→ TASK DIRECTIONS: Every record must appear in your copy exactly as written, with no pictures.

→ RECORD LIST:
◆ ◆ ◆
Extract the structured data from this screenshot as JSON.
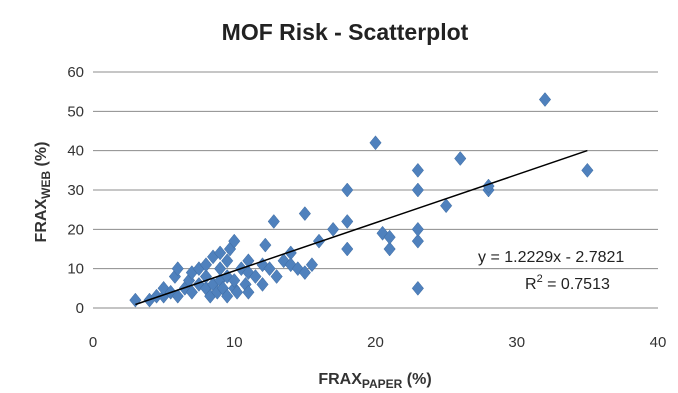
{
  "chart_data": {
    "type": "scatter",
    "title": "MOF Risk - Scatterplot",
    "xlabel": {
      "main": "FRAX",
      "sub": "PAPER",
      "unit": " (%)"
    },
    "ylabel": {
      "main": "FRAX",
      "sub": "WEB",
      "unit": " (%)"
    },
    "xlim": [
      0,
      40
    ],
    "ylim": [
      0,
      60
    ],
    "xticks": [
      0,
      10,
      20,
      30,
      40
    ],
    "yticks": [
      0,
      10,
      20,
      30,
      40,
      50,
      60
    ],
    "grid": "horizontal",
    "legend": "none",
    "marker": "diamond",
    "marker_color": "#4f81bd",
    "trendline_color": "#000000",
    "series": [
      {
        "points": [
          [
            3,
            2
          ],
          [
            4,
            2
          ],
          [
            4.5,
            3
          ],
          [
            5,
            3
          ],
          [
            5,
            5
          ],
          [
            5.5,
            4
          ],
          [
            5.8,
            8
          ],
          [
            6,
            10
          ],
          [
            6,
            3
          ],
          [
            6.5,
            5
          ],
          [
            6.8,
            7
          ],
          [
            7,
            4
          ],
          [
            7,
            9
          ],
          [
            7.5,
            6
          ],
          [
            7.5,
            10
          ],
          [
            8,
            5
          ],
          [
            8,
            8
          ],
          [
            8,
            11
          ],
          [
            8.3,
            3
          ],
          [
            8.5,
            6
          ],
          [
            8.5,
            13
          ],
          [
            8.8,
            4
          ],
          [
            9,
            7
          ],
          [
            9,
            10
          ],
          [
            9,
            14
          ],
          [
            9.2,
            5
          ],
          [
            9.5,
            3
          ],
          [
            9.5,
            8
          ],
          [
            9.5,
            12
          ],
          [
            9.7,
            15
          ],
          [
            10,
            5
          ],
          [
            10,
            7
          ],
          [
            10,
            17
          ],
          [
            10.2,
            4
          ],
          [
            10.5,
            10
          ],
          [
            10.8,
            6
          ],
          [
            11,
            4
          ],
          [
            11,
            9
          ],
          [
            11,
            12
          ],
          [
            11.5,
            8
          ],
          [
            12,
            6
          ],
          [
            12,
            11
          ],
          [
            12.2,
            16
          ],
          [
            12.5,
            10
          ],
          [
            12.8,
            22
          ],
          [
            13,
            8
          ],
          [
            13.5,
            12
          ],
          [
            14,
            14
          ],
          [
            14,
            11
          ],
          [
            14.5,
            10
          ],
          [
            15,
            9
          ],
          [
            15,
            24
          ],
          [
            15.5,
            11
          ],
          [
            16,
            17
          ],
          [
            17,
            20
          ],
          [
            18,
            15
          ],
          [
            18,
            22
          ],
          [
            18,
            30
          ],
          [
            20,
            42
          ],
          [
            20.5,
            19
          ],
          [
            21,
            15
          ],
          [
            21,
            18
          ],
          [
            23,
            5
          ],
          [
            23,
            17
          ],
          [
            23,
            20
          ],
          [
            23,
            30
          ],
          [
            23,
            35
          ],
          [
            25,
            26
          ],
          [
            26,
            38
          ],
          [
            28,
            30
          ],
          [
            28,
            31
          ],
          [
            32,
            53
          ],
          [
            35,
            35
          ]
        ]
      }
    ],
    "trendline": {
      "slope": 1.2229,
      "intercept": -2.7821,
      "x_range": [
        3,
        35
      ],
      "equation_label": "y = 1.2229x - 2.7821",
      "r2_prefix": "R",
      "r2_sup": "2",
      "r2_value": " = 0.7513"
    }
  }
}
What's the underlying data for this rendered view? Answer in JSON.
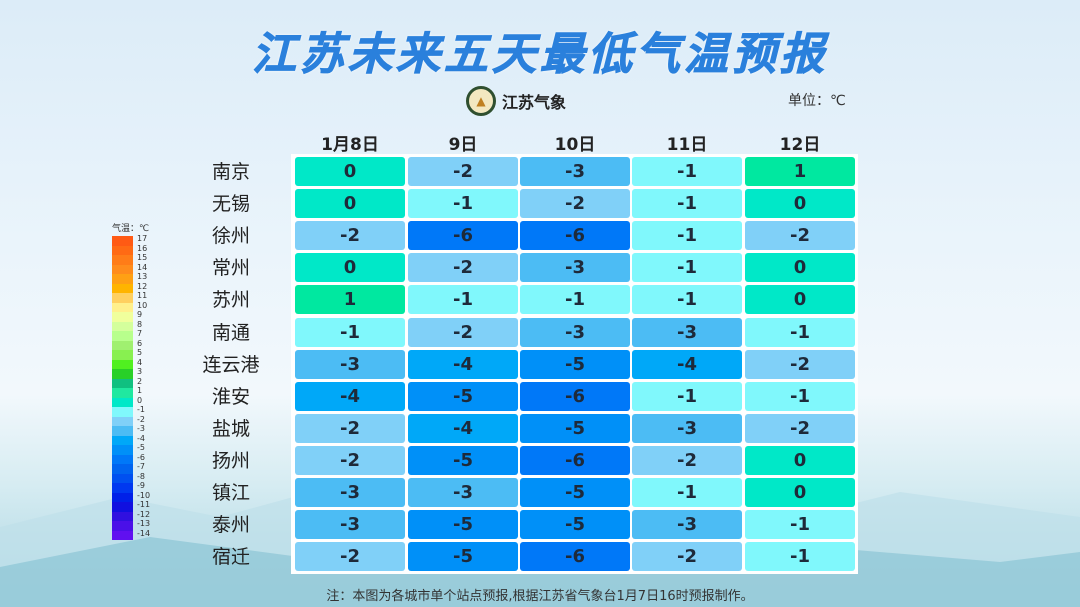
{
  "title": "江苏未来五天最低气温预报",
  "logo_text": "江苏气象",
  "unit": "单位：℃",
  "columns": [
    "1月8日",
    "9日",
    "10日",
    "11日",
    "12日"
  ],
  "rows": [
    {
      "city": "南京",
      "values": [
        0,
        -2,
        -3,
        -1,
        1
      ]
    },
    {
      "city": "无锡",
      "values": [
        0,
        -1,
        -2,
        -1,
        0
      ]
    },
    {
      "city": "徐州",
      "values": [
        -2,
        -6,
        -6,
        -1,
        -2
      ]
    },
    {
      "city": "常州",
      "values": [
        0,
        -2,
        -3,
        -1,
        0
      ]
    },
    {
      "city": "苏州",
      "values": [
        1,
        -1,
        -1,
        -1,
        0
      ]
    },
    {
      "city": "南通",
      "values": [
        -1,
        -2,
        -3,
        -3,
        -1
      ]
    },
    {
      "city": "连云港",
      "values": [
        -3,
        -4,
        -5,
        -4,
        -2
      ]
    },
    {
      "city": "淮安",
      "values": [
        -4,
        -5,
        -6,
        -1,
        -1
      ]
    },
    {
      "city": "盐城",
      "values": [
        -2,
        -4,
        -5,
        -3,
        -2
      ]
    },
    {
      "city": "扬州",
      "values": [
        -2,
        -5,
        -6,
        -2,
        0
      ]
    },
    {
      "city": "镇江",
      "values": [
        -3,
        -3,
        -5,
        -1,
        0
      ]
    },
    {
      "city": "泰州",
      "values": [
        -3,
        -5,
        -5,
        -3,
        -1
      ]
    },
    {
      "city": "宿迁",
      "values": [
        -2,
        -5,
        -6,
        -2,
        -1
      ]
    }
  ],
  "legend": {
    "title": "气温：℃",
    "levels": [
      17,
      16,
      15,
      14,
      13,
      12,
      11,
      10,
      9,
      8,
      7,
      6,
      5,
      4,
      3,
      2,
      1,
      0,
      -1,
      -2,
      -3,
      -4,
      -5,
      -6,
      -7,
      -8,
      -9,
      -10,
      -11,
      -12,
      -13,
      -14
    ],
    "colors": [
      "#ff5a14",
      "#ff6a14",
      "#ff7c18",
      "#ff8c1c",
      "#ffa014",
      "#ffb400",
      "#ffd060",
      "#fff08c",
      "#f0ff9c",
      "#d4ff9c",
      "#b8ff8c",
      "#a0f070",
      "#88f050",
      "#50f020",
      "#28d028",
      "#10c080",
      "#20e8a0",
      "#00e8c8",
      "#80f8fc",
      "#80d0f8",
      "#4cbcf4",
      "#00a8f8",
      "#0090f8",
      "#0078f8",
      "#0064f0",
      "#0050f0",
      "#0038f0",
      "#0020e8",
      "#1010e0",
      "#3010e0",
      "#4a10e8",
      "#6010f0"
    ]
  },
  "cell_colors": {
    "1": "#00e8a0",
    "0": "#00e8c8",
    "-1": "#80f8fc",
    "-2": "#80d0f8",
    "-3": "#4cbcf4",
    "-4": "#00a8f8",
    "-5": "#0090f8",
    "-6": "#0078f8"
  },
  "note": "注：本图为各城市单个站点预报,根据江苏省气象台1月7日16时预报制作。"
}
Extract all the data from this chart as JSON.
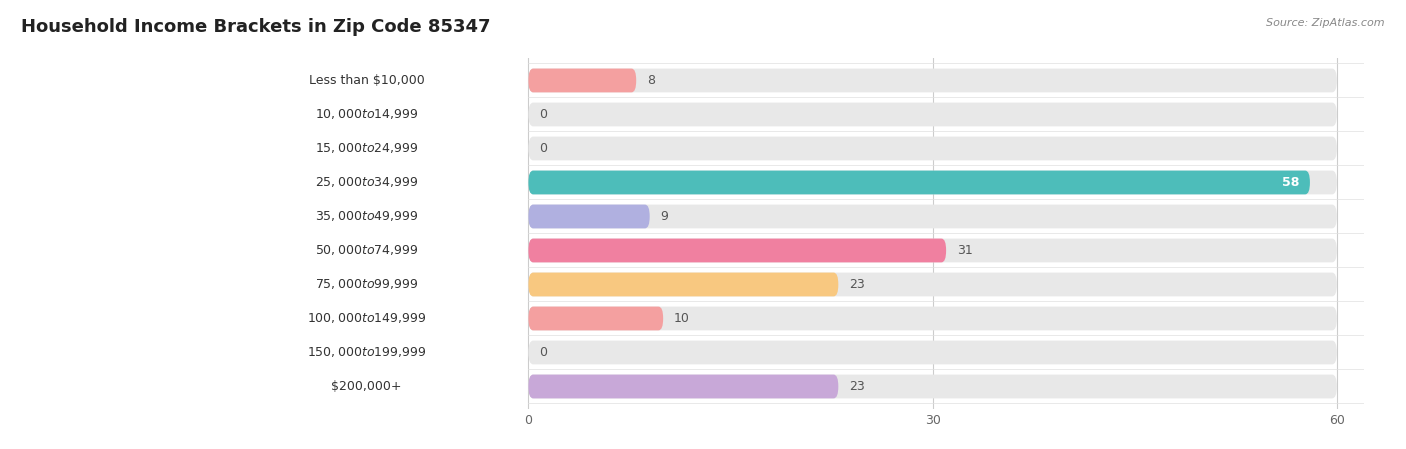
{
  "title": "Household Income Brackets in Zip Code 85347",
  "source": "Source: ZipAtlas.com",
  "categories": [
    "Less than $10,000",
    "$10,000 to $14,999",
    "$15,000 to $24,999",
    "$25,000 to $34,999",
    "$35,000 to $49,999",
    "$50,000 to $74,999",
    "$75,000 to $99,999",
    "$100,000 to $149,999",
    "$150,000 to $199,999",
    "$200,000+"
  ],
  "values": [
    8,
    0,
    0,
    58,
    9,
    31,
    23,
    10,
    0,
    23
  ],
  "bar_colors": [
    "#F4A0A0",
    "#A8C4E0",
    "#C8A8D8",
    "#4DBDBA",
    "#B0B0E0",
    "#F080A0",
    "#F8C880",
    "#F4A0A0",
    "#A8C4E0",
    "#C8A8D8"
  ],
  "xlim": [
    0,
    60
  ],
  "xticks": [
    0,
    30,
    60
  ],
  "bg_color": "#f0f0f0",
  "row_bg_color": "#e8e8e8",
  "title_fontsize": 13,
  "label_fontsize": 9,
  "value_fontsize": 9,
  "value_inside_color": "#ffffff",
  "value_outside_color": "#555555"
}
◆ ◆ ◆
→ SOLUTION TO THE PROBLEM:
Extract the structured data from this screenshot as JSON.
{
  "chart_data": {
    "type": "scatter",
    "title": "MOF Risk - Scatterplot",
    "xlabel": {
      "main": "FRAX",
      "sub": "PAPER",
      "unit": " (%)"
    },
    "ylabel": {
      "main": "FRAX",
      "sub": "WEB",
      "unit": " (%)"
    },
    "xlim": [
      0,
      40
    ],
    "ylim": [
      0,
      60
    ],
    "xticks": [
      0,
      10,
      20,
      30,
      40
    ],
    "yticks": [
      0,
      10,
      20,
      30,
      40,
      50,
      60
    ],
    "grid": "horizontal",
    "legend": "none",
    "marker": "diamond",
    "marker_color": "#4f81bd",
    "trendline_color": "#000000",
    "series": [
      {
        "points": [
          [
            3,
            2
          ],
          [
            4,
            2
          ],
          [
            4.5,
            3
          ],
          [
            5,
            3
          ],
          [
            5,
            5
          ],
          [
            5.5,
            4
          ],
          [
            5.8,
            8
          ],
          [
            6,
            10
          ],
          [
            6,
            3
          ],
          [
            6.5,
            5
          ],
          [
            6.8,
            7
          ],
          [
            7,
            4
          ],
          [
            7,
            9
          ],
          [
            7.5,
            6
          ],
          [
            7.5,
            10
          ],
          [
            8,
            5
          ],
          [
            8,
            8
          ],
          [
            8,
            11
          ],
          [
            8.3,
            3
          ],
          [
            8.5,
            6
          ],
          [
            8.5,
            13
          ],
          [
            8.8,
            4
          ],
          [
            9,
            7
          ],
          [
            9,
            10
          ],
          [
            9,
            14
          ],
          [
            9.2,
            5
          ],
          [
            9.5,
            3
          ],
          [
            9.5,
            8
          ],
          [
            9.5,
            12
          ],
          [
            9.7,
            15
          ],
          [
            10,
            5
          ],
          [
            10,
            7
          ],
          [
            10,
            17
          ],
          [
            10.2,
            4
          ],
          [
            10.5,
            10
          ],
          [
            10.8,
            6
          ],
          [
            11,
            4
          ],
          [
            11,
            9
          ],
          [
            11,
            12
          ],
          [
            11.5,
            8
          ],
          [
            12,
            6
          ],
          [
            12,
            11
          ],
          [
            12.2,
            16
          ],
          [
            12.5,
            10
          ],
          [
            12.8,
            22
          ],
          [
            13,
            8
          ],
          [
            13.5,
            12
          ],
          [
            14,
            14
          ],
          [
            14,
            11
          ],
          [
            14.5,
            10
          ],
          [
            15,
            9
          ],
          [
            15,
            24
          ],
          [
            15.5,
            11
          ],
          [
            16,
            17
          ],
          [
            17,
            20
          ],
          [
            18,
            15
          ],
          [
            18,
            22
          ],
          [
            18,
            30
          ],
          [
            20,
            42
          ],
          [
            20.5,
            19
          ],
          [
            21,
            15
          ],
          [
            21,
            18
          ],
          [
            23,
            5
          ],
          [
            23,
            17
          ],
          [
            23,
            20
          ],
          [
            23,
            30
          ],
          [
            23,
            35
          ],
          [
            25,
            26
          ],
          [
            26,
            38
          ],
          [
            28,
            30
          ],
          [
            28,
            31
          ],
          [
            32,
            53
          ],
          [
            35,
            35
          ]
        ]
      }
    ],
    "trendline": {
      "slope": 1.2229,
      "intercept": -2.7821,
      "x_range": [
        3,
        35
      ],
      "equation_label": "y = 1.2229x - 2.7821",
      "r2_prefix": "R",
      "r2_sup": "2",
      "r2_value": " = 0.7513"
    }
  }
}
What's the underlying data for this rendered view? Answer in JSON.
{
  "title": "江苏未来五天最低气温预报",
  "logo_text": "江苏气象",
  "unit": "单位：℃",
  "columns": [
    "1月8日",
    "9日",
    "10日",
    "11日",
    "12日"
  ],
  "rows": [
    {
      "city": "南京",
      "values": [
        0,
        -2,
        -3,
        -1,
        1
      ]
    },
    {
      "city": "无锡",
      "values": [
        0,
        -1,
        -2,
        -1,
        0
      ]
    },
    {
      "city": "徐州",
      "values": [
        -2,
        -6,
        -6,
        -1,
        -2
      ]
    },
    {
      "city": "常州",
      "values": [
        0,
        -2,
        -3,
        -1,
        0
      ]
    },
    {
      "city": "苏州",
      "values": [
        1,
        -1,
        -1,
        -1,
        0
      ]
    },
    {
      "city": "南通",
      "values": [
        -1,
        -2,
        -3,
        -3,
        -1
      ]
    },
    {
      "city": "连云港",
      "values": [
        -3,
        -4,
        -5,
        -4,
        -2
      ]
    },
    {
      "city": "淮安",
      "values": [
        -4,
        -5,
        -6,
        -1,
        -1
      ]
    },
    {
      "city": "盐城",
      "values": [
        -2,
        -4,
        -5,
        -3,
        -2
      ]
    },
    {
      "city": "扬州",
      "values": [
        -2,
        -5,
        -6,
        -2,
        0
      ]
    },
    {
      "city": "镇江",
      "values": [
        -3,
        -3,
        -5,
        -1,
        0
      ]
    },
    {
      "city": "泰州",
      "values": [
        -3,
        -5,
        -5,
        -3,
        -1
      ]
    },
    {
      "city": "宿迁",
      "values": [
        -2,
        -5,
        -6,
        -2,
        -1
      ]
    }
  ],
  "legend": {
    "title": "气温：℃",
    "levels": [
      17,
      16,
      15,
      14,
      13,
      12,
      11,
      10,
      9,
      8,
      7,
      6,
      5,
      4,
      3,
      2,
      1,
      0,
      -1,
      -2,
      -3,
      -4,
      -5,
      -6,
      -7,
      -8,
      -9,
      -10,
      -11,
      -12,
      -13,
      -14
    ],
    "colors": [
      "#ff5a14",
      "#ff6a14",
      "#ff7c18",
      "#ff8c1c",
      "#ffa014",
      "#ffb400",
      "#ffd060",
      "#fff08c",
      "#f0ff9c",
      "#d4ff9c",
      "#b8ff8c",
      "#a0f070",
      "#88f050",
      "#50f020",
      "#28d028",
      "#10c080",
      "#20e8a0",
      "#00e8c8",
      "#80f8fc",
      "#80d0f8",
      "#4cbcf4",
      "#00a8f8",
      "#0090f8",
      "#0078f8",
      "#0064f0",
      "#0050f0",
      "#0038f0",
      "#0020e8",
      "#1010e0",
      "#3010e0",
      "#4a10e8",
      "#6010f0"
    ]
  },
  "cell_colors": {
    "1": "#00e8a0",
    "0": "#00e8c8",
    "-1": "#80f8fc",
    "-2": "#80d0f8",
    "-3": "#4cbcf4",
    "-4": "#00a8f8",
    "-5": "#0090f8",
    "-6": "#0078f8"
  },
  "note": "注：本图为各城市单个站点预报,根据江苏省气象台1月7日16时预报制作。"
}
Extract all the data from this chart as JSON.
{
  "title": "Household Income Brackets in Zip Code 85347",
  "source": "Source: ZipAtlas.com",
  "categories": [
    "Less than $10,000",
    "$10,000 to $14,999",
    "$15,000 to $24,999",
    "$25,000 to $34,999",
    "$35,000 to $49,999",
    "$50,000 to $74,999",
    "$75,000 to $99,999",
    "$100,000 to $149,999",
    "$150,000 to $199,999",
    "$200,000+"
  ],
  "values": [
    8,
    0,
    0,
    58,
    9,
    31,
    23,
    10,
    0,
    23
  ],
  "bar_colors": [
    "#F4A0A0",
    "#A8C4E0",
    "#C8A8D8",
    "#4DBDBA",
    "#B0B0E0",
    "#F080A0",
    "#F8C880",
    "#F4A0A0",
    "#A8C4E0",
    "#C8A8D8"
  ],
  "xlim": [
    0,
    60
  ],
  "xticks": [
    0,
    30,
    60
  ],
  "bg_color": "#f0f0f0",
  "row_bg_color": "#e8e8e8",
  "title_fontsize": 13,
  "label_fontsize": 9,
  "value_fontsize": 9,
  "value_inside_color": "#ffffff",
  "value_outside_color": "#555555"
}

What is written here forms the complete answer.